**Problem to work on**
Leave out the pictures; transcribe all else exactly.

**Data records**
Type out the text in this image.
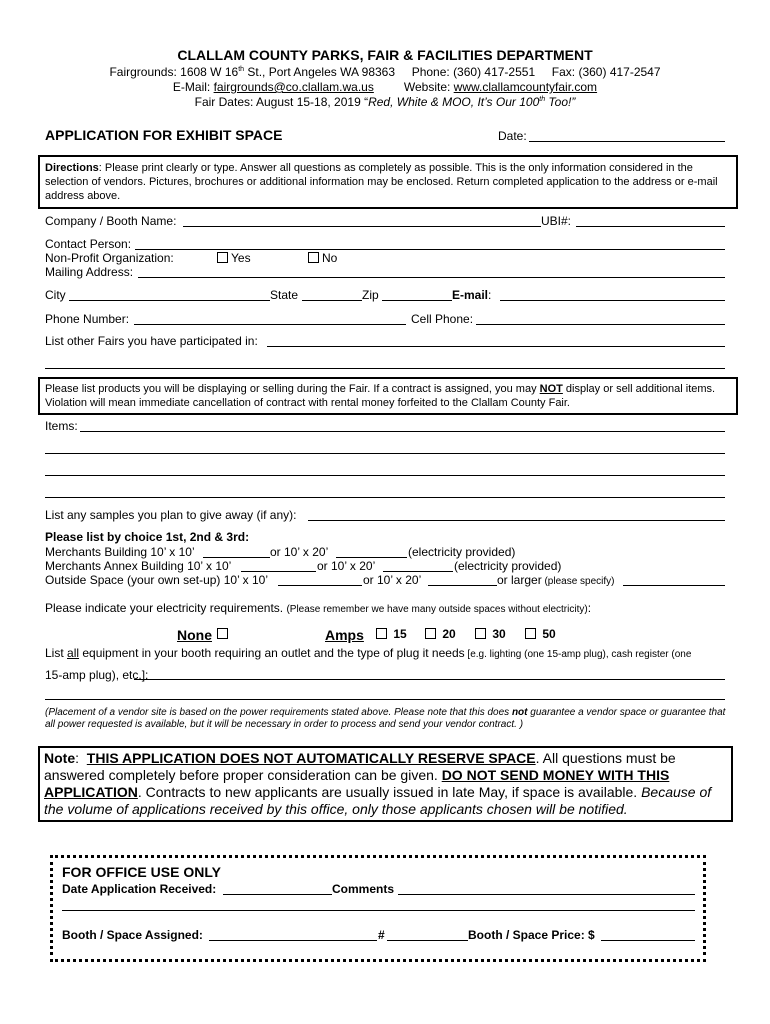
CLALLAM COUNTY PARKS, FAIR & FACILITIES DEPARTMENT
Fairgrounds: 1608 W 16th St., Port Angeles WA 98363     Phone: (360) 417-2551     Fax: (360) 417-2547
E-Mail: fairgrounds@co.clallam.wa.us	Website: www.clallamcountyfair.com
Fair Dates: August 15-18, 2019 “Red, White & MOO, It’s Our 100th Too!”
APPLICATION FOR EXHIBIT SPACE	Date:
Directions: Please print clearly or type. Answer all questions as completely as possible. This is the only information considered in the selection of vendors. Pictures, brochures or additional information may be enclosed. Return completed application to the address or e-mail address above.
Company / Booth Name:	UBI#:
Contact Person:
Non-Profit Organization:	Yes	No
Mailing Address:
City	State	Zip	E-mail:
Phone Number:	Cell Phone:
List other Fairs you have participated in:
Please list products you will be displaying or selling during the Fair. If a contract is assigned, you may NOT display or sell additional items. Violation will mean immediate cancellation of contract with rental money forfeited to the Clallam County Fair.
Items:
List any samples you plan to give away (if any):
Please list by choice 1st, 2nd & 3rd:
Merchants Building 10’ x 10’	or 10’ x 20’	(electricity provided)
Merchants Annex Building 10’ x 10’	or 10’ x 20’	(electricity provided)
Outside Space (your own set-up) 10’ x 10’	or 10’ x 20’	or larger (please specify)
Please indicate your electricity requirements. (Please remember we have many outside spaces without electricity):
None	Amps	15	20	30	50
List all equipment in your booth requiring an outlet and the type of plug it needs [e.g. lighting (one 15-amp plug), cash register (one
15-amp plug), etc.]:
(Placement of a vendor site is based on the power requirements stated above. Please note that this does not guarantee a vendor space or guarantee that all power requested is available, but it will be necessary in order to process and send your vendor contract. )
Note:  THIS APPLICATION DOES NOT AUTOMATICALLY RESERVE SPACE. All questions must be answered completely before proper consideration can be given. DO NOT SEND MONEY WITH THIS APPLICATION. Contracts to new applicants are usually issued in late May, if space is available. Because of the volume of applications received by this office, only those applicants chosen will be notified.
FOR OFFICE USE ONLY
Date Application Received:	Comments
Booth / Space Assigned:	#	Booth / Space Price: $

**Right answer**
Type out the text in this image.
CLALLAM COUNTY PARKS, FAIR & FACILITIES DEPARTMENT
Fairgrounds: 1608 W 16th St., Port Angeles WA 98363     Phone: (360) 417-2551     Fax: (360) 417-2547
E-Mail: fairgrounds@co.clallam.wa.us	Website: www.clallamcountyfair.com
Fair Dates: August 15-18, 2019 “Red, White & MOO, It’s Our 100th Too!”
APPLICATION FOR EXHIBIT SPACE	Date:
Directions: Please print clearly or type. Answer all questions as completely as possible. This is the only information considered in the selection of vendors. Pictures, brochures or additional information may be enclosed. Return completed application to the address or e-mail address above.
Company / Booth Name:	UBI#:
Contact Person:
Non-Profit Organization:	Yes	No
Mailing Address:
City	State	Zip	E-mail:
Phone Number:	Cell Phone:
List other Fairs you have participated in:
Please list products you will be displaying or selling during the Fair. If a contract is assigned, you may NOT display or sell additional items. Violation will mean immediate cancellation of contract with rental money forfeited to the Clallam County Fair.
Items:
List any samples you plan to give away (if any):
Please list by choice 1st, 2nd & 3rd:
Merchants Building 10’ x 10’	or 10’ x 20’	(electricity provided)
Merchants Annex Building 10’ x 10’	or 10’ x 20’	(electricity provided)
Outside Space (your own set-up) 10’ x 10’	or 10’ x 20’	or larger (please specify)
Please indicate your electricity requirements. (Please remember we have many outside spaces without electricity):
None	Amps	15	20	30	50
List all equipment in your booth requiring an outlet and the type of plug it needs [e.g. lighting (one 15-amp plug), cash register (one
15-amp plug), etc.]:
(Placement of a vendor site is based on the power requirements stated above. Please note that this does not guarantee a vendor space or guarantee that all power requested is available, but it will be necessary in order to process and send your vendor contract. )
Note:  THIS APPLICATION DOES NOT AUTOMATICALLY RESERVE SPACE. All questions must be answered completely before proper consideration can be given. DO NOT SEND MONEY WITH THIS APPLICATION. Contracts to new applicants are usually issued in late May, if space is available. Because of the volume of applications received by this office, only those applicants chosen will be notified.
FOR OFFICE USE ONLY
Date Application Received:	Comments
Booth / Space Assigned:	#	Booth / Space Price: $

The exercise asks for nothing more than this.